- WHAT THIS TASK INVOLVES
Find how many lines in the data below include the word "price", then write only that number.

Raw records:
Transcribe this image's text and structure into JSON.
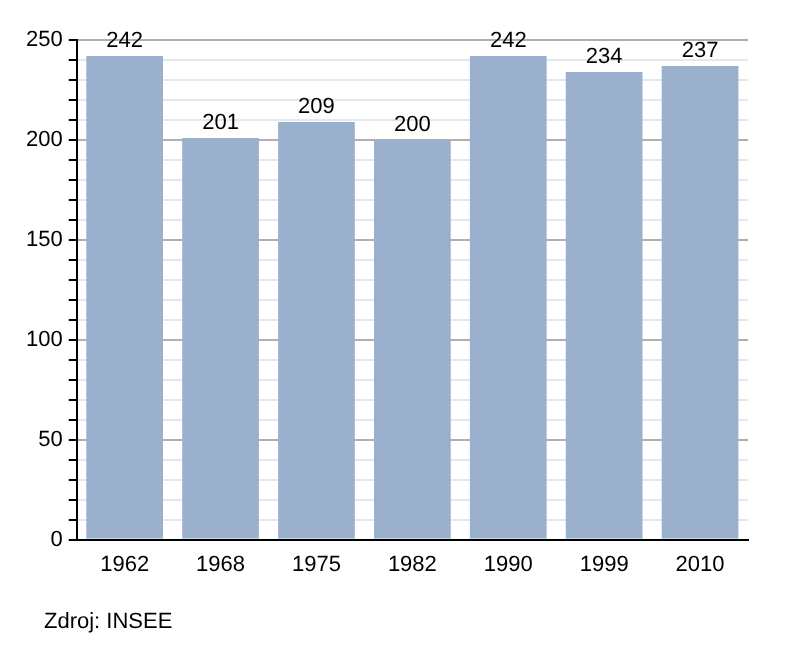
{
  "chart_data": {
    "type": "bar",
    "categories": [
      "1962",
      "1968",
      "1975",
      "1982",
      "1990",
      "1999",
      "2010"
    ],
    "values": [
      242,
      201,
      209,
      200,
      242,
      234,
      237
    ],
    "color": "#9ab0cc",
    "data_labels": true,
    "ylim": [
      0,
      250
    ],
    "yticks": [
      0,
      {
        "value": 10,
        "label": null
      },
      {
        "value": 20,
        "label": null
      },
      {
        "value": 30,
        "label": null
      },
      {
        "value": 40,
        "label": null
      },
      50,
      {
        "value": 60,
        "label": null
      },
      {
        "value": 70,
        "label": null
      },
      {
        "value": 80,
        "label": null
      },
      {
        "value": 90,
        "label": null
      },
      100,
      {
        "value": 110,
        "label": null
      },
      {
        "value": 120,
        "label": null
      },
      {
        "value": 130,
        "label": null
      },
      {
        "value": 140,
        "label": null
      },
      150,
      {
        "value": 160,
        "label": null
      },
      {
        "value": 170,
        "label": null
      },
      {
        "value": 180,
        "label": null
      },
      {
        "value": 190,
        "label": null
      },
      200,
      {
        "value": 210,
        "label": null
      },
      {
        "value": 220,
        "label": null
      },
      {
        "value": 230,
        "label": null
      },
      {
        "value": 240,
        "label": null
      },
      250
    ],
    "grid": "y",
    "legend": false,
    "annotations": [
      "Zdroj: INSEE"
    ]
  }
}
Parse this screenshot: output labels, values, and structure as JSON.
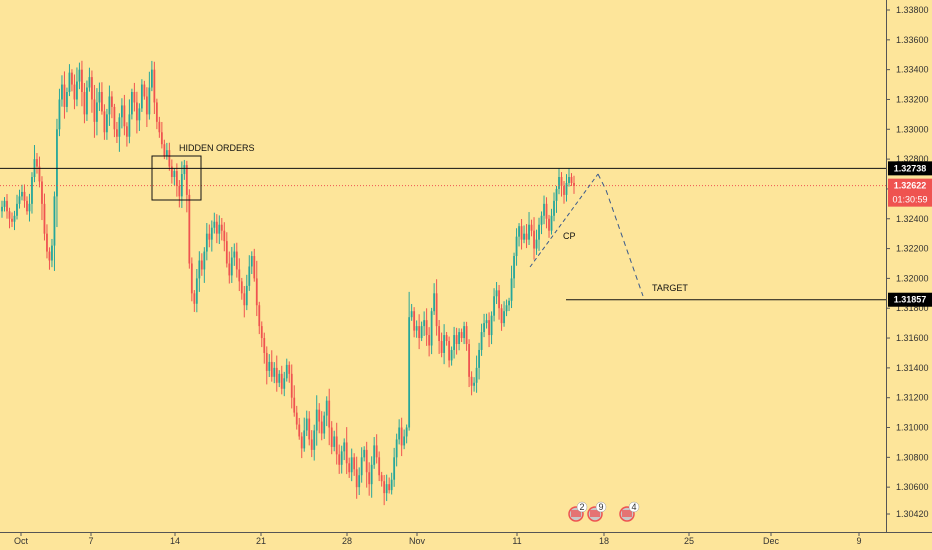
{
  "chart_data": {
    "type": "candlestick",
    "xlabel": "",
    "ylabel": "",
    "ylim": [
      1.3032,
      1.3392
    ],
    "y_ticks": [
      "1.33800",
      "1.33600",
      "1.33400",
      "1.33200",
      "1.33000",
      "1.32800",
      "1.32600",
      "1.32400",
      "1.32200",
      "1.32000",
      "1.31800",
      "1.31600",
      "1.31400",
      "1.31200",
      "1.31000",
      "1.30800",
      "1.30600",
      "1.30420"
    ],
    "x_ticks": [
      "Oct",
      "7",
      "14",
      "21",
      "28",
      "Nov",
      "11",
      "18",
      "25",
      "Dec",
      "9"
    ],
    "grid": false,
    "colors": {
      "up": "#26a69a",
      "down": "#ef5350",
      "background": "#fde59a",
      "axis_text": "#333333"
    },
    "series": [
      {
        "start": 1.3245,
        "closes": [
          1.3248,
          1.3252,
          1.3245,
          1.324,
          1.3238,
          1.3242,
          1.325,
          1.3255,
          1.3258,
          1.3252,
          1.3245,
          1.325,
          1.3268,
          1.328,
          1.3275,
          1.3265,
          1.325,
          1.323,
          1.3218,
          1.3212,
          1.3222,
          1.3255,
          1.33,
          1.332,
          1.333,
          1.3315,
          1.3325,
          1.3338,
          1.333,
          1.332,
          1.3332,
          1.334,
          1.3325,
          1.331,
          1.3328,
          1.3335,
          1.332,
          1.3305,
          1.3318,
          1.3325,
          1.3312,
          1.3298,
          1.331,
          1.3322,
          1.3315,
          1.33,
          1.3295,
          1.3308,
          1.3316,
          1.3302,
          1.3295,
          1.331,
          1.3325,
          1.3318,
          1.3306,
          1.3314,
          1.333,
          1.3322,
          1.331,
          1.3328,
          1.334,
          1.3318,
          1.3305,
          1.3298,
          1.329,
          1.3282,
          1.3286,
          1.3275,
          1.3268,
          1.3272,
          1.3262,
          1.3255,
          1.327,
          1.3276,
          1.3256,
          1.321,
          1.319,
          1.3183,
          1.32,
          1.3212,
          1.3206,
          1.3218,
          1.323,
          1.3226,
          1.3234,
          1.3238,
          1.323,
          1.3236,
          1.3232,
          1.3225,
          1.321,
          1.3202,
          1.3214,
          1.3218,
          1.3206,
          1.3198,
          1.319,
          1.3182,
          1.3195,
          1.3208,
          1.3215,
          1.32,
          1.3182,
          1.3168,
          1.316,
          1.315,
          1.3138,
          1.3144,
          1.3134,
          1.314,
          1.313,
          1.3136,
          1.3126,
          1.3133,
          1.3142,
          1.3136,
          1.312,
          1.311,
          1.3102,
          1.3094,
          1.3086,
          1.3098,
          1.3106,
          1.3092,
          1.3085,
          1.3098,
          1.3112,
          1.3104,
          1.3096,
          1.3108,
          1.3118,
          1.31,
          1.3087,
          1.3094,
          1.3082,
          1.3075,
          1.3084,
          1.309,
          1.3076,
          1.307,
          1.308,
          1.3072,
          1.306,
          1.3068,
          1.308,
          1.3085,
          1.307,
          1.3062,
          1.3075,
          1.3088,
          1.308,
          1.3068,
          1.3064,
          1.3056,
          1.3062,
          1.3058,
          1.3065,
          1.308,
          1.3092,
          1.31,
          1.3088,
          1.3094,
          1.31,
          1.3174,
          1.3178,
          1.3165,
          1.3168,
          1.316,
          1.3168,
          1.3172,
          1.3162,
          1.3155,
          1.3178,
          1.319,
          1.3168,
          1.3158,
          1.315,
          1.3162,
          1.3158,
          1.3145,
          1.3152,
          1.3162,
          1.3156,
          1.3164,
          1.316,
          1.3168,
          1.3156,
          1.3134,
          1.3128,
          1.313,
          1.314,
          1.3152,
          1.3164,
          1.317,
          1.3172,
          1.3162,
          1.3175,
          1.3188,
          1.3192,
          1.318,
          1.317,
          1.3178,
          1.3182,
          1.3185,
          1.32,
          1.3215,
          1.3228,
          1.3235,
          1.3226,
          1.323,
          1.3226,
          1.3236,
          1.3232,
          1.322,
          1.3226,
          1.3236,
          1.3242,
          1.325,
          1.324,
          1.3232,
          1.3242,
          1.3252,
          1.326,
          1.3268,
          1.3262,
          1.3256,
          1.3264,
          1.3268,
          1.3264,
          1.3262
        ]
      }
    ],
    "levels": [
      {
        "price": 1.32738,
        "label": "1.32738",
        "color": "#000000",
        "badge": "#000000"
      },
      {
        "price": 1.32622,
        "label": "1.32622",
        "color": "#ef5350",
        "badge": "#ef5350",
        "dashed": true
      },
      {
        "price": 1.31857,
        "label": "1.31857",
        "color": "#000000",
        "badge": "#000000"
      }
    ],
    "countdown": "01:30:59",
    "annotations": [
      {
        "text": "HIDDEN ORDERS"
      },
      {
        "text": "CP"
      },
      {
        "text": "TARGET"
      }
    ],
    "event_badges": [
      "2",
      "9",
      "4"
    ]
  }
}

- SOLUTION FOR THIS TASK
3